Description of the task. Repeat every line of the material, character for character.

● ● ● ● ●

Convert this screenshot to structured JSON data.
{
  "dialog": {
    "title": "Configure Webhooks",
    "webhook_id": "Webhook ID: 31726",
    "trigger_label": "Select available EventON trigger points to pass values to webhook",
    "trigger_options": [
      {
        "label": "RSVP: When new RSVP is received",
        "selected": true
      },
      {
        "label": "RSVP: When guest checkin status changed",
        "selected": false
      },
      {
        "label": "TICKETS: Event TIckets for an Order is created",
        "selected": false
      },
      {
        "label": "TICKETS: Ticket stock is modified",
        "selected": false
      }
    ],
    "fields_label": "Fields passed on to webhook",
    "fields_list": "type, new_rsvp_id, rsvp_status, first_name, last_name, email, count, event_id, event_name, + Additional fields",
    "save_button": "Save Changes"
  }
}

● ● ● ● ●

Exercise response.
Convert this screenshot to structured JSON data.
{
  "dialog": {
    "title": "Configure Webhooks",
    "webhook_id": "Webhook ID: 31726",
    "trigger_label": "Select available EventON trigger points to pass values to webhook",
    "trigger_options": [
      {
        "label": "RSVP: When new RSVP is received",
        "selected": true
      },
      {
        "label": "RSVP: When guest checkin status changed",
        "selected": false
      },
      {
        "label": "TICKETS: Event TIckets for an Order is created",
        "selected": false
      },
      {
        "label": "TICKETS: Ticket stock is modified",
        "selected": false
      }
    ],
    "fields_label": "Fields passed on to webhook",
    "fields_list": "type, new_rsvp_id, rsvp_status, first_name, last_name, email, count, event_id, event_name, + Additional fields",
    "save_button": "Save Changes"
  }
}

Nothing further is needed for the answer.